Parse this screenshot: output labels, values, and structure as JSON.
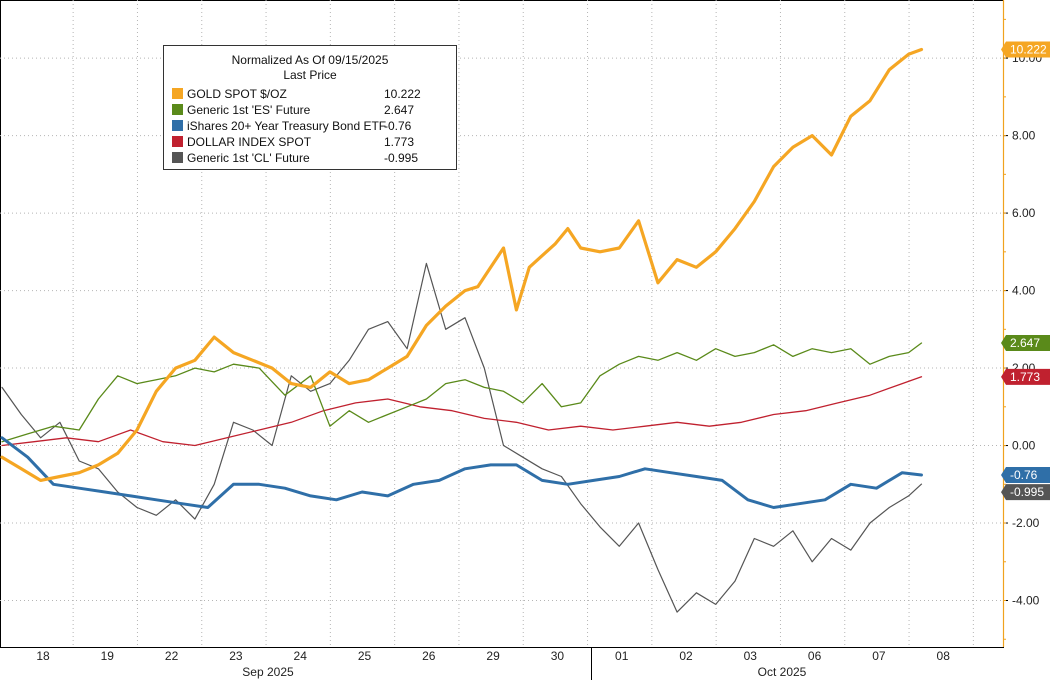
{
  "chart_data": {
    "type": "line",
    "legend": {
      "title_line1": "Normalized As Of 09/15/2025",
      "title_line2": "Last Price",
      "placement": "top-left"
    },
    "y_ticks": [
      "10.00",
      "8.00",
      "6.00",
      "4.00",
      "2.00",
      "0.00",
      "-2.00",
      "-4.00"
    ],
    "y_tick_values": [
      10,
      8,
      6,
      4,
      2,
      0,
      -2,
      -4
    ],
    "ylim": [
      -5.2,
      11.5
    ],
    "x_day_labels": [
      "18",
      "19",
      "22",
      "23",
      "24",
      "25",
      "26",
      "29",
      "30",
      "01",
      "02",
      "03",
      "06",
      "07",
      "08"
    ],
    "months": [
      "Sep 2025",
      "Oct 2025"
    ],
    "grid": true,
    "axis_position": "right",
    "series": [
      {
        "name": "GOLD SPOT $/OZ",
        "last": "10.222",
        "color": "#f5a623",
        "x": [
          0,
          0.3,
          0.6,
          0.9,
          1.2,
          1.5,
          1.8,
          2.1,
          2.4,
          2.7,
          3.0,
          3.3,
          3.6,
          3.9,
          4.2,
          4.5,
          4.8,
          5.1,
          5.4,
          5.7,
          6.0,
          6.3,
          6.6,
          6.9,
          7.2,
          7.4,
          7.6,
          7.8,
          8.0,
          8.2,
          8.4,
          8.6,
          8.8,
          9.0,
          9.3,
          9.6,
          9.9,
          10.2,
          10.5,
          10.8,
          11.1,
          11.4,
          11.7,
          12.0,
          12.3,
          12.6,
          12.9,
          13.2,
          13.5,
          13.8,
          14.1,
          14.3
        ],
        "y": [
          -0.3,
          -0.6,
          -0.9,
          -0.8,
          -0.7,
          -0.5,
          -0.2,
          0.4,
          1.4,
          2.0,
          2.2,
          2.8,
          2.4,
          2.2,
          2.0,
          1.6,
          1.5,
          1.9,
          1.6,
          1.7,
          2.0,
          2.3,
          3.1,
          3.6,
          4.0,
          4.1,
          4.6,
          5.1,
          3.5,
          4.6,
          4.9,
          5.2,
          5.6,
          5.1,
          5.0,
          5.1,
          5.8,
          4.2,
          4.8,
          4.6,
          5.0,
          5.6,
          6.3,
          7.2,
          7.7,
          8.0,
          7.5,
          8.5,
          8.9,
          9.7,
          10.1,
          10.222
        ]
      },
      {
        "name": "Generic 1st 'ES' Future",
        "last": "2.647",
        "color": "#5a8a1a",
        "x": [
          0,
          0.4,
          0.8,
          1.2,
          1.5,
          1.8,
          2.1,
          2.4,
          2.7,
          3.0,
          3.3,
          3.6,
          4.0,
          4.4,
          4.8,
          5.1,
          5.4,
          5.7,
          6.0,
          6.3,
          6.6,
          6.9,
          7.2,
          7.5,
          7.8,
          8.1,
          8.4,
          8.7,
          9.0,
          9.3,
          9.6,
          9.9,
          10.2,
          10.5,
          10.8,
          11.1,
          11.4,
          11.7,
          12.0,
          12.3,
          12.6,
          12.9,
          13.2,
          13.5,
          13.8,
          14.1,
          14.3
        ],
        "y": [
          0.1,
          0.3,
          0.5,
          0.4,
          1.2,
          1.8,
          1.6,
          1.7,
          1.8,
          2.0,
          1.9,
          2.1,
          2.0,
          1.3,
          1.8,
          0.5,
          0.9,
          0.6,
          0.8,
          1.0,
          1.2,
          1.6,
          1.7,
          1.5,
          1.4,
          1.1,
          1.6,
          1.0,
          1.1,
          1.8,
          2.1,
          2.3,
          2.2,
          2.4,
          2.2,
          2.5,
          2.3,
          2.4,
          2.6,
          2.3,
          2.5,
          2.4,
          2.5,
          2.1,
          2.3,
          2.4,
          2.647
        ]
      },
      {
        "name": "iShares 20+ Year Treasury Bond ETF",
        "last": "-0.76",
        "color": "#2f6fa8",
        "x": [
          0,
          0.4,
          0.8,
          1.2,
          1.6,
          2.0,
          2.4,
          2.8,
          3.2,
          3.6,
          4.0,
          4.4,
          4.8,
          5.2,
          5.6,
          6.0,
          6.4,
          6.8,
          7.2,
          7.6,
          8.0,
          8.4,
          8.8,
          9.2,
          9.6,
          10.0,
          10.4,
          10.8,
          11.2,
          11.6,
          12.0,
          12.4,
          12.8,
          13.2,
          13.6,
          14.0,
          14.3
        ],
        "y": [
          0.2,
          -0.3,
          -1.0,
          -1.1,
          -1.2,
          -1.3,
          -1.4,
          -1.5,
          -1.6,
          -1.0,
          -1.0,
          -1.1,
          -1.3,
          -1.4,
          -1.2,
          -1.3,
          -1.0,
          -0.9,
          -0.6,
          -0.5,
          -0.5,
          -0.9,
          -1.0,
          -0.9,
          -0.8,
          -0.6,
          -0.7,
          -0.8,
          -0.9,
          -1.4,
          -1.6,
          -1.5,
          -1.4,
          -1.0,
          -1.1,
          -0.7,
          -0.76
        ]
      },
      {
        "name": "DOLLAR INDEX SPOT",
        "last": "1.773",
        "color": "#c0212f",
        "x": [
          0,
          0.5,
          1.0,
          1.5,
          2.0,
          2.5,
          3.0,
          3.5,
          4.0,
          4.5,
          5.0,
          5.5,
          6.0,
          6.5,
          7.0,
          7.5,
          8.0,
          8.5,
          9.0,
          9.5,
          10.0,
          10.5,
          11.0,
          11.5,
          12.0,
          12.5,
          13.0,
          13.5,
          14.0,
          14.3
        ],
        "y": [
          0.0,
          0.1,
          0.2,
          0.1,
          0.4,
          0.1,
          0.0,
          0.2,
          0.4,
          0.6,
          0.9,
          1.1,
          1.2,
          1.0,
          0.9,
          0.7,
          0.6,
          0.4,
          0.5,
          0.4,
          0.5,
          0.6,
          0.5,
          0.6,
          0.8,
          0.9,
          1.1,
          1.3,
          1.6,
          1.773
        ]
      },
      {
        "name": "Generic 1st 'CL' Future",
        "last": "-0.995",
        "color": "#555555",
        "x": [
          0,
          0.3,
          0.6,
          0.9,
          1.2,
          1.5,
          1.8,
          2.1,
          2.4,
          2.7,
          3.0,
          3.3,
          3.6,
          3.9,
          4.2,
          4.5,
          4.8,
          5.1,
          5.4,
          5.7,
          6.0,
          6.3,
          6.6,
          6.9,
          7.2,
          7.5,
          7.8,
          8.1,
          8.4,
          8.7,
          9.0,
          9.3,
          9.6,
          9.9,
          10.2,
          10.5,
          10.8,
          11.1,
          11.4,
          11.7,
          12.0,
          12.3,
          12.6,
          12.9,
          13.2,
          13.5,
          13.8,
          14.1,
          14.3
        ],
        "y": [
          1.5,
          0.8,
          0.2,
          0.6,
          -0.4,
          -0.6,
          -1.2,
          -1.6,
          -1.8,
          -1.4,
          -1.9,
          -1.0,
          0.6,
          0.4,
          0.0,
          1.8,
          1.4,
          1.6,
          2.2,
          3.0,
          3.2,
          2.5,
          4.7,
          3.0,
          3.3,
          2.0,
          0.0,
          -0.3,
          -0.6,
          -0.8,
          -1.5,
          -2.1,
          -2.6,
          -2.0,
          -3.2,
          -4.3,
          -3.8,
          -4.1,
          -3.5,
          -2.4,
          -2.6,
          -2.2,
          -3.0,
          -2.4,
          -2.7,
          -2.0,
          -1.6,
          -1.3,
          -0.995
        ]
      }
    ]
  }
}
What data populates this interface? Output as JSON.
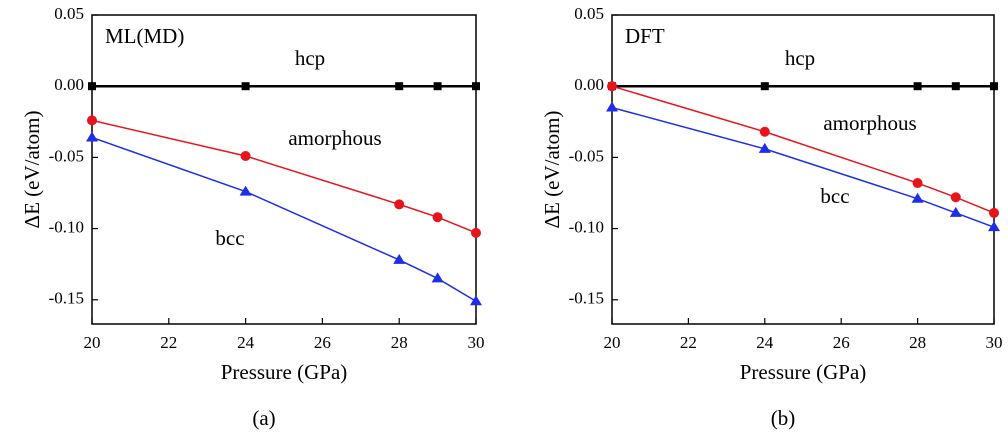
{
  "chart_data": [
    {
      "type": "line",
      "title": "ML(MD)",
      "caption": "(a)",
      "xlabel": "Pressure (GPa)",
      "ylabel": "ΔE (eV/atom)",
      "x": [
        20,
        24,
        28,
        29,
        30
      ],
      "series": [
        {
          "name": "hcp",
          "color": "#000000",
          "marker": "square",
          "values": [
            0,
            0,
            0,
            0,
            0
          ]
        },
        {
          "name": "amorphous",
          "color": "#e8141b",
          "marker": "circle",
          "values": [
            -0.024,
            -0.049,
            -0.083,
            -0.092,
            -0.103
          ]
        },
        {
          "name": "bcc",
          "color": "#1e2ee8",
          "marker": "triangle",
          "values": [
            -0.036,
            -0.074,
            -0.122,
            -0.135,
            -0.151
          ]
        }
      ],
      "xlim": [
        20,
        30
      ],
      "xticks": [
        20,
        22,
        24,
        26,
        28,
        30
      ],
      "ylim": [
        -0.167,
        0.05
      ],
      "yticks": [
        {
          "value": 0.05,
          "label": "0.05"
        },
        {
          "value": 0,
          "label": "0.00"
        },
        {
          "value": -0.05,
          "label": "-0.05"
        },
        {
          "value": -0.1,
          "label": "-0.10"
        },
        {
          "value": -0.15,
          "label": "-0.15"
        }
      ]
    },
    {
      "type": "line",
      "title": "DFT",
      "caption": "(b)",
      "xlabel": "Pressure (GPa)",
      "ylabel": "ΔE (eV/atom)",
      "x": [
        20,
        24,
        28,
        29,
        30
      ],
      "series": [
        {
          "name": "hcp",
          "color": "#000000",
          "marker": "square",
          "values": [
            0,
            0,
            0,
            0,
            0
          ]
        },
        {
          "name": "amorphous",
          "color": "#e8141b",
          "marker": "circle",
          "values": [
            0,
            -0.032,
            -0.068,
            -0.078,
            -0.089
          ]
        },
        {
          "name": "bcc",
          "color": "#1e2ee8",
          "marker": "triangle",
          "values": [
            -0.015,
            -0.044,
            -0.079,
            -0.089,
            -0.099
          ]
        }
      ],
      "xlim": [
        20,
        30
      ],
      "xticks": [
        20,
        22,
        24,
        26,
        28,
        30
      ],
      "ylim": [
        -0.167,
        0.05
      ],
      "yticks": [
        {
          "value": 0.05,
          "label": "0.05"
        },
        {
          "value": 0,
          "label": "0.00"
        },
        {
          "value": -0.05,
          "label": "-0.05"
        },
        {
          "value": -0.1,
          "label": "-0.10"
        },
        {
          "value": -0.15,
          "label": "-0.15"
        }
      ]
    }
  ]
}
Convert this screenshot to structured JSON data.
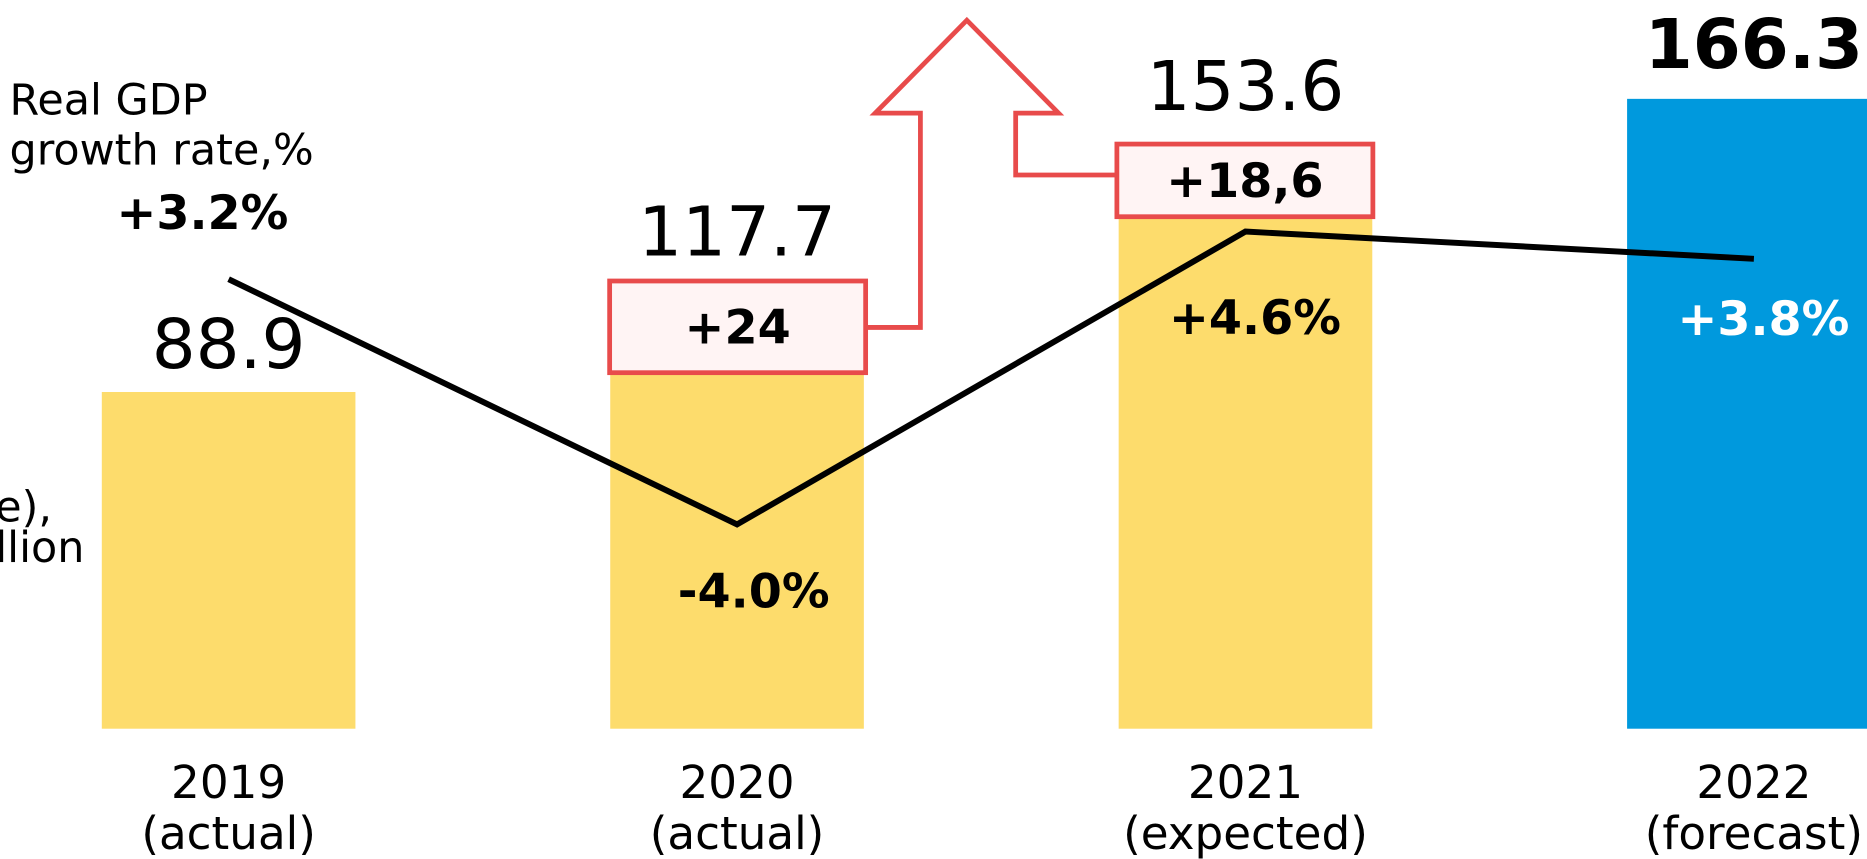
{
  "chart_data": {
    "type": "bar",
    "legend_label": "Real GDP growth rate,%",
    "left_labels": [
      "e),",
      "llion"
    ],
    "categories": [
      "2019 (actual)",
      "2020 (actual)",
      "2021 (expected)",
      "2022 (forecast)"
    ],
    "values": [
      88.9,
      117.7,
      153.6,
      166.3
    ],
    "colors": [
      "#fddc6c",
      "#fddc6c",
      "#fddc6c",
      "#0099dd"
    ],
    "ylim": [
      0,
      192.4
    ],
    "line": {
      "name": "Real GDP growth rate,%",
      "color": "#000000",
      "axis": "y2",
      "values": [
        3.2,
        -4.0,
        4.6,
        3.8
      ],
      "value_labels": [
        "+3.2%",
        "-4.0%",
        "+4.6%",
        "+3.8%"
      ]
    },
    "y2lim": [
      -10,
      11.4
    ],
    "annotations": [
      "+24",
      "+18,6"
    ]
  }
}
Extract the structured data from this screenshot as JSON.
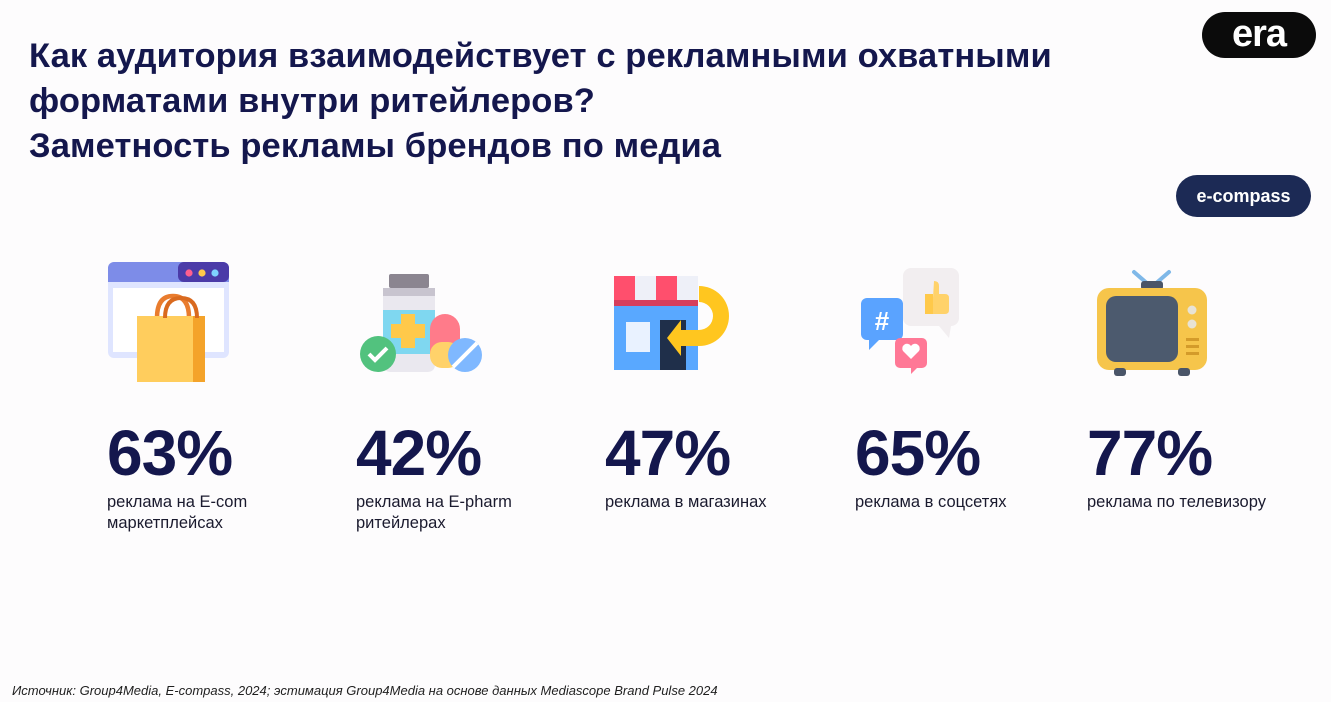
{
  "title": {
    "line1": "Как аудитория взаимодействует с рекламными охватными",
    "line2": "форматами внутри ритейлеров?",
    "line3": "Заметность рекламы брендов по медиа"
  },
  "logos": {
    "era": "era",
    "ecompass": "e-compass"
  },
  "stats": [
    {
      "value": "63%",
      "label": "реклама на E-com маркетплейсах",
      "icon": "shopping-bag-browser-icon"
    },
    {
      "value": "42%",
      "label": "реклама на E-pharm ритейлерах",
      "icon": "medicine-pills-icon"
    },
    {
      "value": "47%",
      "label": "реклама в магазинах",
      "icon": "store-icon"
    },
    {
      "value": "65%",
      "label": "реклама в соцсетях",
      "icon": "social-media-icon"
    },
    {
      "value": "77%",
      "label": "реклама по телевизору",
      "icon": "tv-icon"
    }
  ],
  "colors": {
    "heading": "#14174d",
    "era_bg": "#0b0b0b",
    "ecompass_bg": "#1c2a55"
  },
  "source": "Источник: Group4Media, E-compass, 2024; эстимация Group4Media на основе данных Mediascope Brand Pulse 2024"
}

☆ ☆ ☆ ☆

With the pictures left out, write out exactly the lines from the line containing "Extract the structured" through the final line.

--- Exercise result ---
Extract the structured data from this screenshot as JSON.
{
  "title": {
    "line1": "Как аудитория взаимодействует с рекламными охватными",
    "line2": "форматами внутри ритейлеров?",
    "line3": "Заметность рекламы брендов по медиа"
  },
  "logos": {
    "era": "era",
    "ecompass": "e-compass"
  },
  "stats": [
    {
      "value": "63%",
      "label": "реклама на E-com маркетплейсах",
      "icon": "shopping-bag-browser-icon"
    },
    {
      "value": "42%",
      "label": "реклама на E-pharm ритейлерах",
      "icon": "medicine-pills-icon"
    },
    {
      "value": "47%",
      "label": "реклама в магазинах",
      "icon": "store-icon"
    },
    {
      "value": "65%",
      "label": "реклама в соцсетях",
      "icon": "social-media-icon"
    },
    {
      "value": "77%",
      "label": "реклама по телевизору",
      "icon": "tv-icon"
    }
  ],
  "colors": {
    "heading": "#14174d",
    "era_bg": "#0b0b0b",
    "ecompass_bg": "#1c2a55"
  },
  "source": "Источник: Group4Media, E-compass, 2024; эстимация Group4Media на основе данных Mediascope Brand Pulse 2024"
}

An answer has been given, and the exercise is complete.